- _STATED TASK_: Read the records below. Copy each line where the string "December" occurs.

# MATERIAL PROVIDED start

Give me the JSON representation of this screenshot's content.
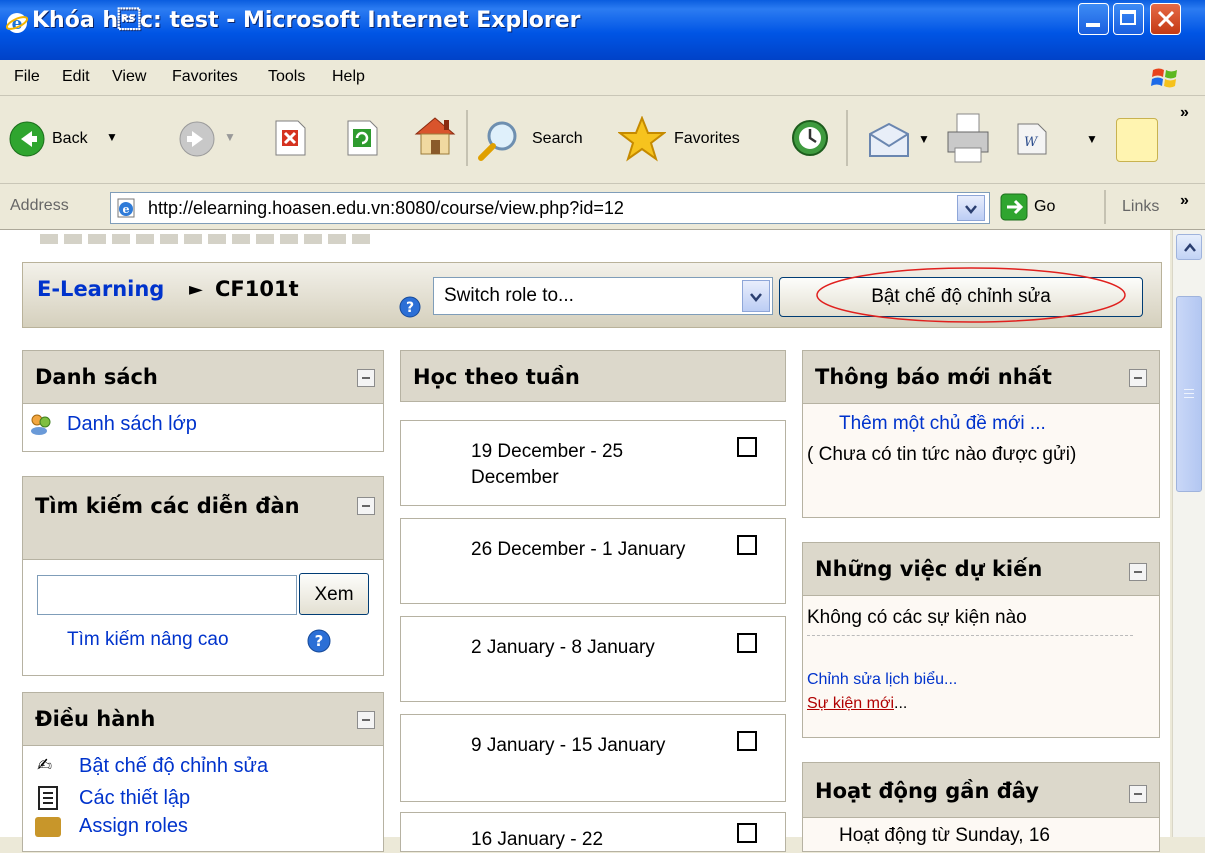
{
  "window": {
    "title": "Khóa h\u001ec: test - Microsoft Internet Explorer"
  },
  "menu": [
    "File",
    "Edit",
    "View",
    "Favorites",
    "Tools",
    "Help"
  ],
  "toolbar": {
    "back_label": "Back",
    "search_label": "Search",
    "favorites_label": "Favorites",
    "chevron": "»"
  },
  "address": {
    "label": "Address",
    "url": "http://elearning.hoasen.edu.vn:8080/course/view.php?id=12",
    "go_label": "Go",
    "links_label": "Links",
    "chevron": "»"
  },
  "nav": {
    "home": "E-Learning",
    "separator": "►",
    "course": "CF101t",
    "switch_role": "Switch role to...",
    "edit_button": "Bật chế độ chỉnh sửa"
  },
  "left": {
    "list_title": "Danh sách",
    "list_item": "Danh sách lớp",
    "search_title": "Tìm kiếm các diễn đàn",
    "search_button": "Xem",
    "advanced_search": "Tìm kiếm nâng cao",
    "admin_title": "Điều hành",
    "admin_items": [
      "Bật chế độ chỉnh sửa",
      "Các thiết lập",
      "Assign roles"
    ]
  },
  "center": {
    "title": "Học theo tuần",
    "weeks": [
      "19 December - 25 December",
      "26 December - 1 January",
      "2 January - 8 January",
      "9 January - 15 January",
      "16 January - 22"
    ]
  },
  "right": {
    "news_title": "Thông báo mới nhất",
    "news_add": "Thêm một chủ đề mới ...",
    "news_empty": "( Chưa có tin tức nào được gửi)",
    "upcoming_title": "Những việc dự kiến",
    "upcoming_empty": "Không có các sự kiện nào",
    "calendar_edit": "Chỉnh sửa lịch biểu...",
    "new_event_link": "Sự kiện mới",
    "new_event_suffix": "...",
    "recent_title": "Hoạt động gần đây",
    "recent_text": "Hoạt động từ Sunday, 16"
  }
}
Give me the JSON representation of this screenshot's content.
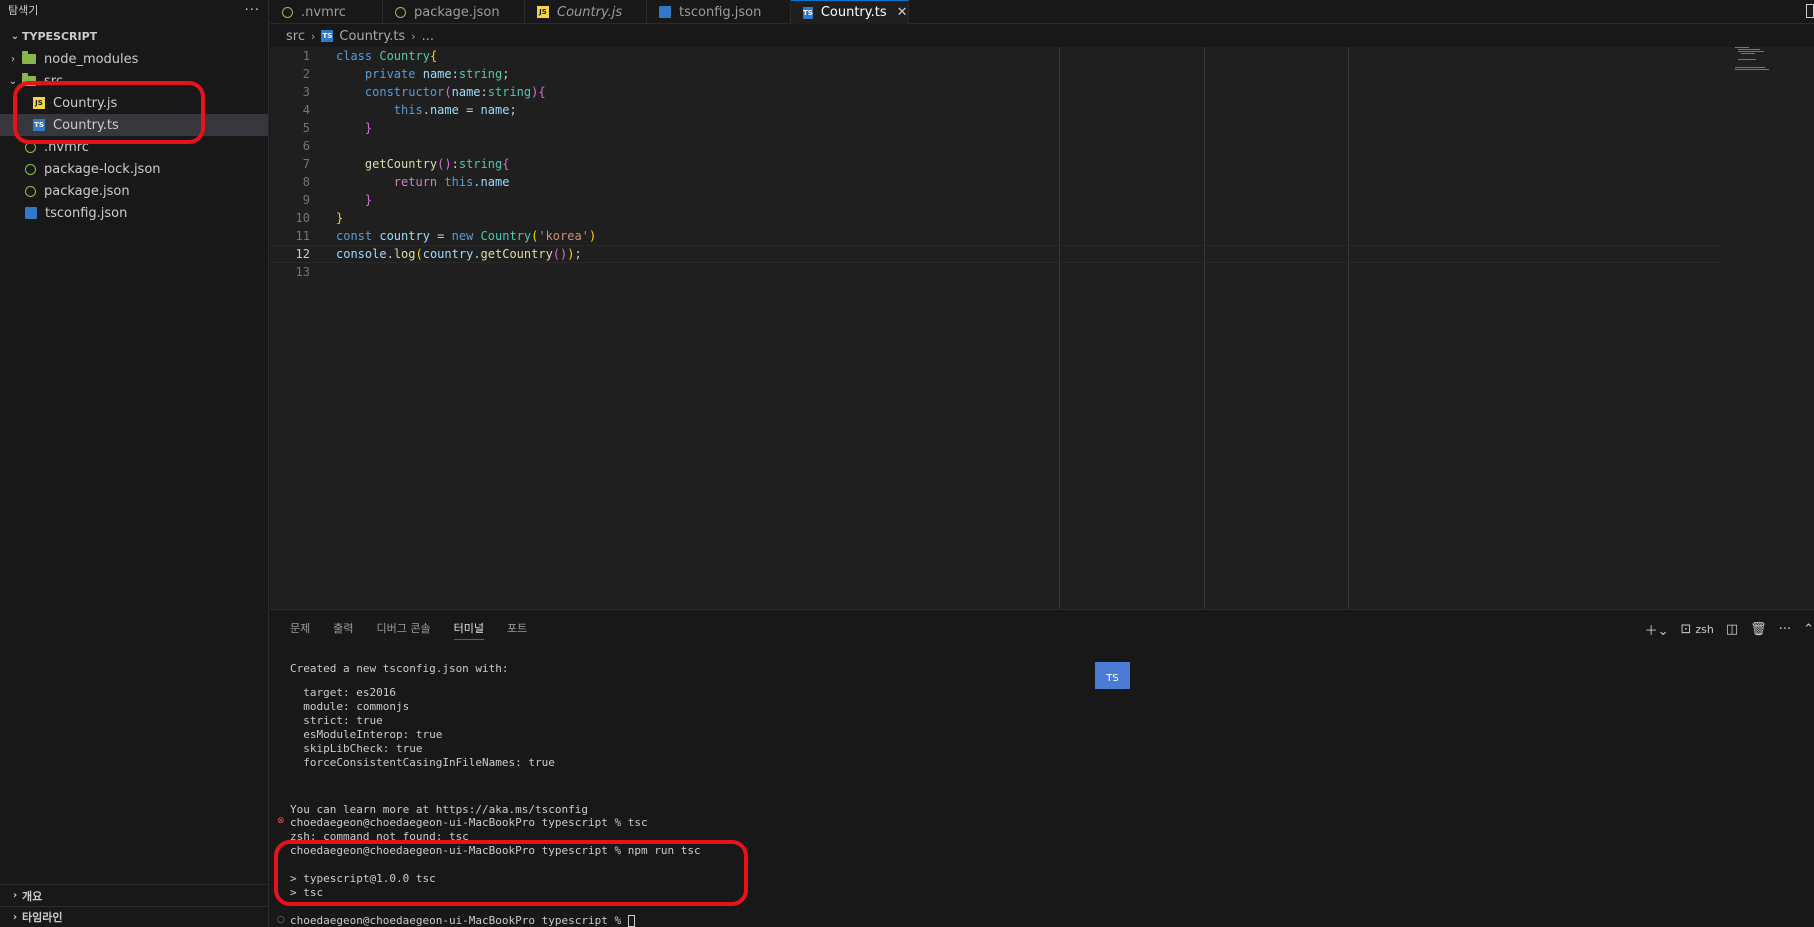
{
  "sidebar": {
    "title": "탐색기",
    "more": "···",
    "project": "TYPESCRIPT",
    "items": [
      {
        "label": "node_modules",
        "icon": "folder-icon"
      },
      {
        "label": "src",
        "icon": "chevron-down-icon"
      },
      {
        "label": "Country.js",
        "icon": "js-file-icon"
      },
      {
        "label": "Country.ts",
        "icon": "ts-file-icon"
      },
      {
        "label": ".nvmrc",
        "icon": "nvmrc-file-icon"
      },
      {
        "label": "package-lock.json",
        "icon": "json-file-icon"
      },
      {
        "label": "package.json",
        "icon": "json-file-icon"
      },
      {
        "label": "tsconfig.json",
        "icon": "tsconfig-file-icon"
      }
    ],
    "outline": "개요",
    "timeline": "타임라인"
  },
  "tabs": [
    {
      "label": ".nvmrc"
    },
    {
      "label": "package.json"
    },
    {
      "label": "Country.js"
    },
    {
      "label": "tsconfig.json"
    },
    {
      "label": "Country.ts",
      "close": "✕"
    }
  ],
  "breadcrumb": {
    "folder": "src",
    "file": "Country.ts",
    "more": "..."
  },
  "editor": {
    "lines": [
      {
        "n": "1"
      },
      {
        "n": "2"
      },
      {
        "n": "3"
      },
      {
        "n": "4"
      },
      {
        "n": "5"
      },
      {
        "n": "6"
      },
      {
        "n": "7"
      },
      {
        "n": "8"
      },
      {
        "n": "9"
      },
      {
        "n": "10"
      },
      {
        "n": "11"
      },
      {
        "n": "12"
      },
      {
        "n": "13"
      }
    ],
    "tokens": {
      "l1": [
        "class",
        " ",
        "Country",
        "{"
      ],
      "l2": [
        "    ",
        "private",
        " ",
        "name",
        ":",
        "string",
        ";"
      ],
      "l3": [
        "    ",
        "constructor",
        "(",
        "name",
        ":",
        "string",
        ")",
        "{"
      ],
      "l4": [
        "        ",
        "this",
        ".",
        "name",
        " = ",
        "name",
        ";"
      ],
      "l5": [
        "    ",
        "}"
      ],
      "l7": [
        "    ",
        "getCountry",
        "()",
        ":",
        "string",
        "{"
      ],
      "l8": [
        "        ",
        "return",
        " ",
        "this",
        ".",
        "name"
      ],
      "l9": [
        "    ",
        "}"
      ],
      "l10": [
        "}"
      ],
      "l11": [
        "const",
        " ",
        "country",
        " = ",
        "new",
        " ",
        "Country",
        "(",
        "'korea'",
        ")"
      ],
      "l12": [
        "console",
        ".",
        "log",
        "(",
        "country",
        ".",
        "getCountry",
        "()",
        ")",
        ";"
      ]
    }
  },
  "panel": {
    "tabs": [
      "문제",
      "출력",
      "디버그 콘솔",
      "터미널",
      "포트"
    ],
    "shell": "zsh",
    "ts_badge": "TS",
    "terminal": [
      "Created a new tsconfig.json with:",
      "  target: es2016",
      "  module: commonjs",
      "  strict: true",
      "  esModuleInterop: true",
      "  skipLibCheck: true",
      "  forceConsistentCasingInFileNames: true",
      "You can learn more at https://aka.ms/tsconfig",
      "choedaegeon@choedaegeon-ui-MacBookPro typescript % tsc",
      "zsh: command not found: tsc",
      "choedaegeon@choedaegeon-ui-MacBookPro typescript % npm run tsc",
      "> typescript@1.0.0 tsc",
      "> tsc",
      "choedaegeon@choedaegeon-ui-MacBookPro typescript % "
    ],
    "deco_error": "⊗",
    "deco_ok": "○"
  },
  "colors": {
    "accent": "#0078d4",
    "annotation": "#e8121b"
  }
}
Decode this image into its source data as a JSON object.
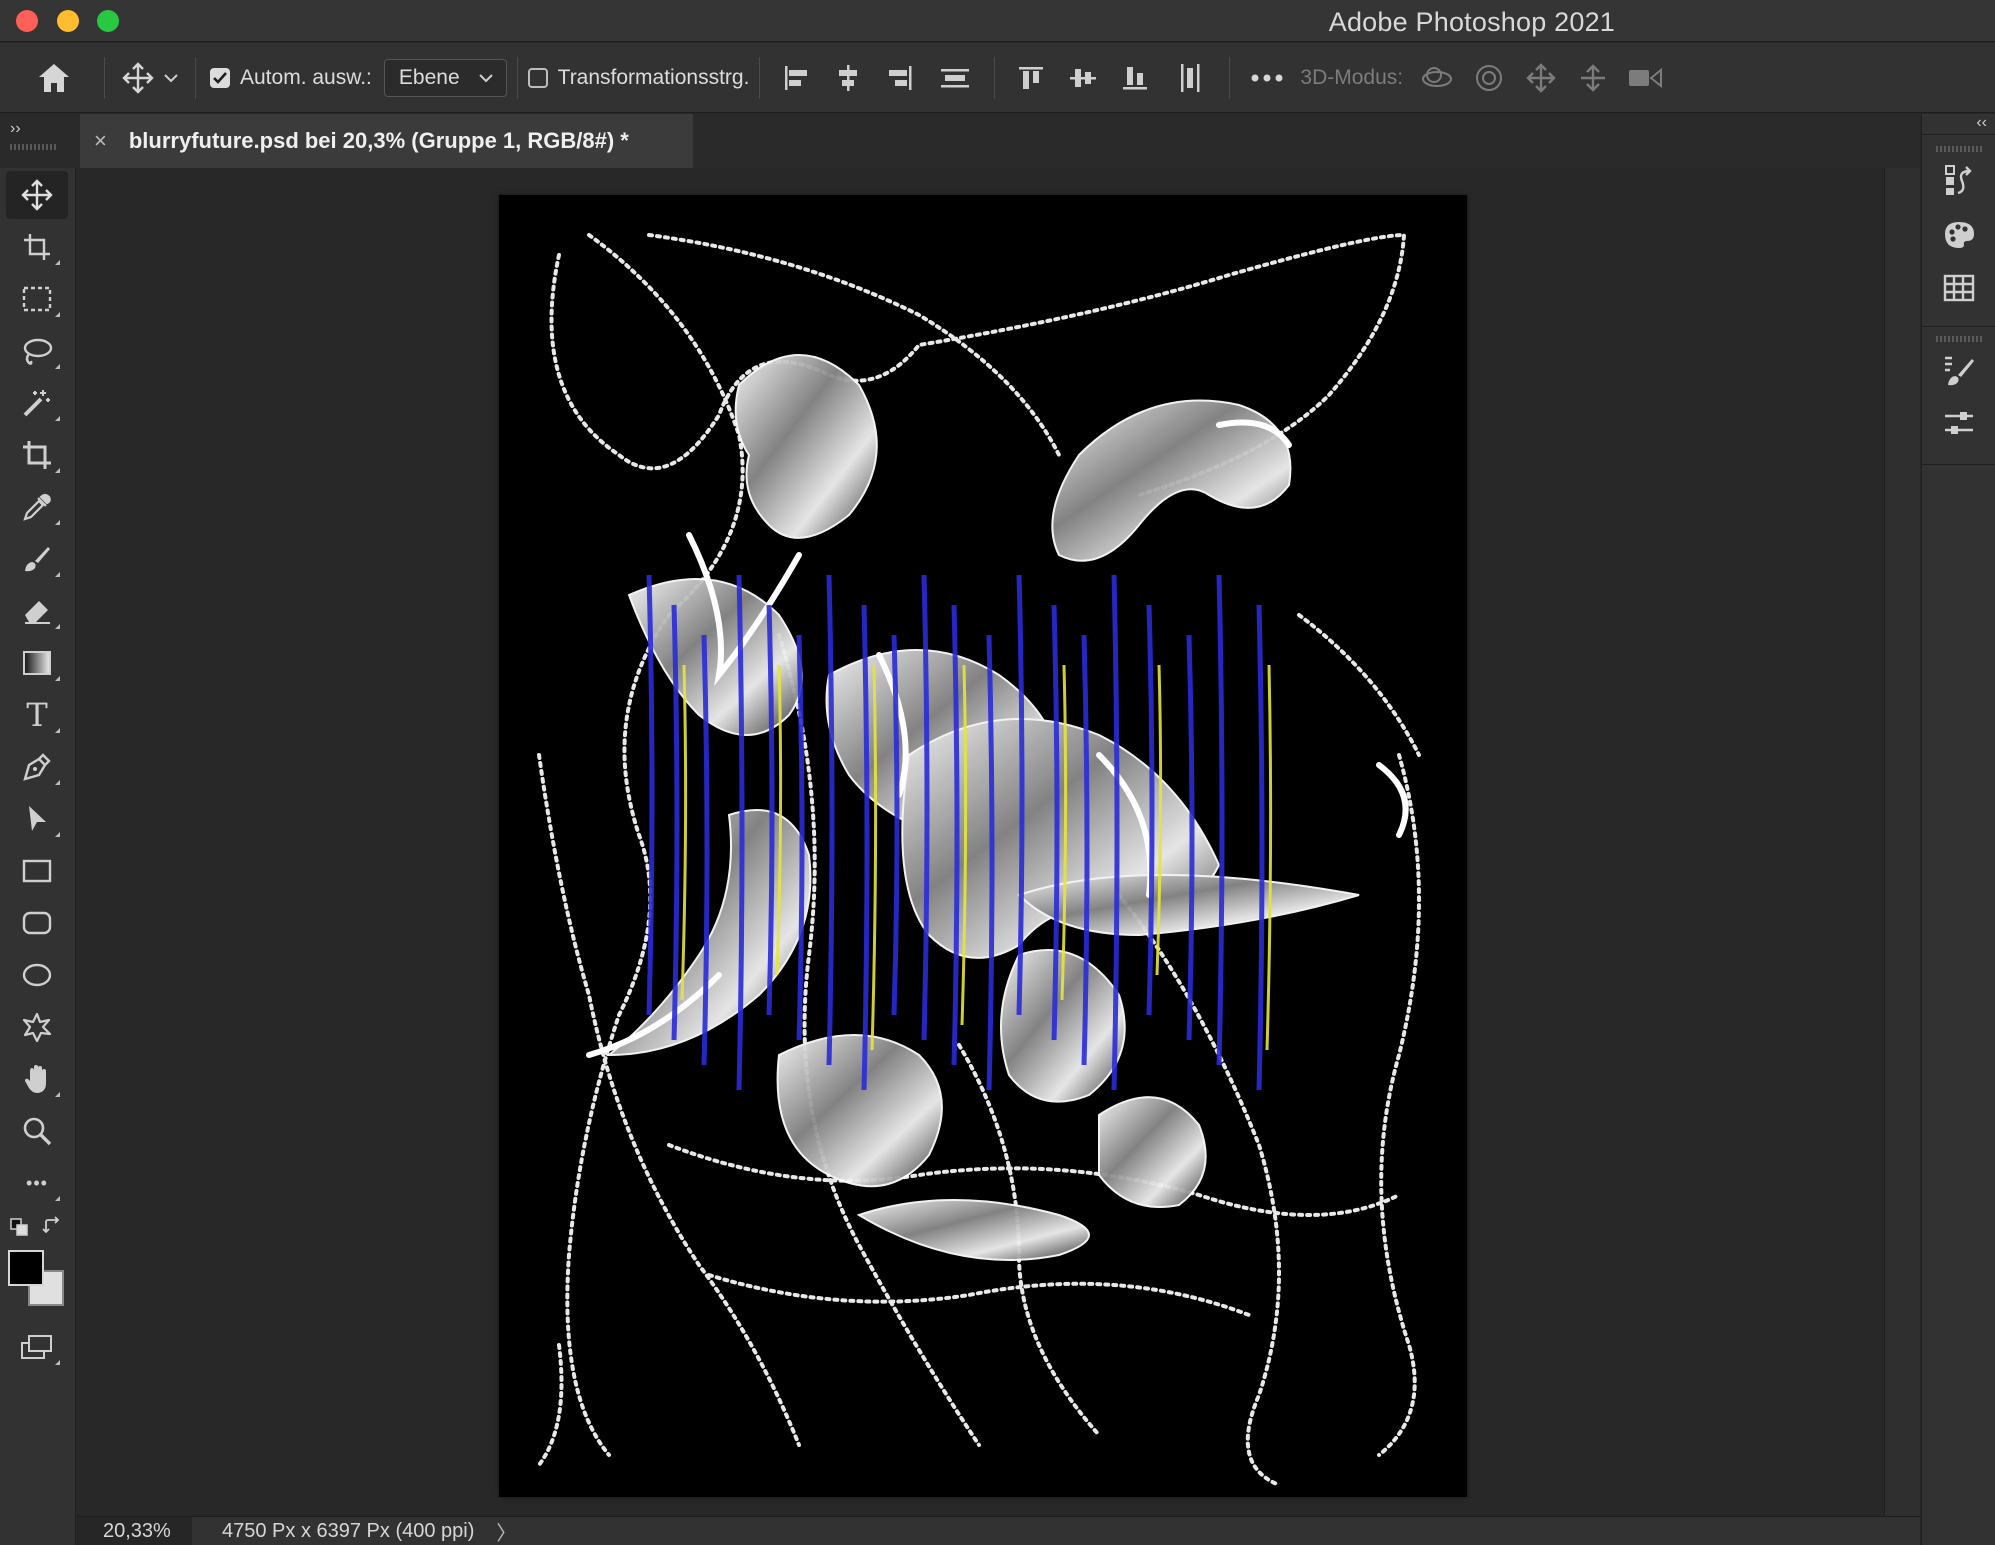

# MATERIAL PROVIDED end

- _SOLVED EXERCISE_:
      "19 December - 25 December",
      "26 December - 1 January",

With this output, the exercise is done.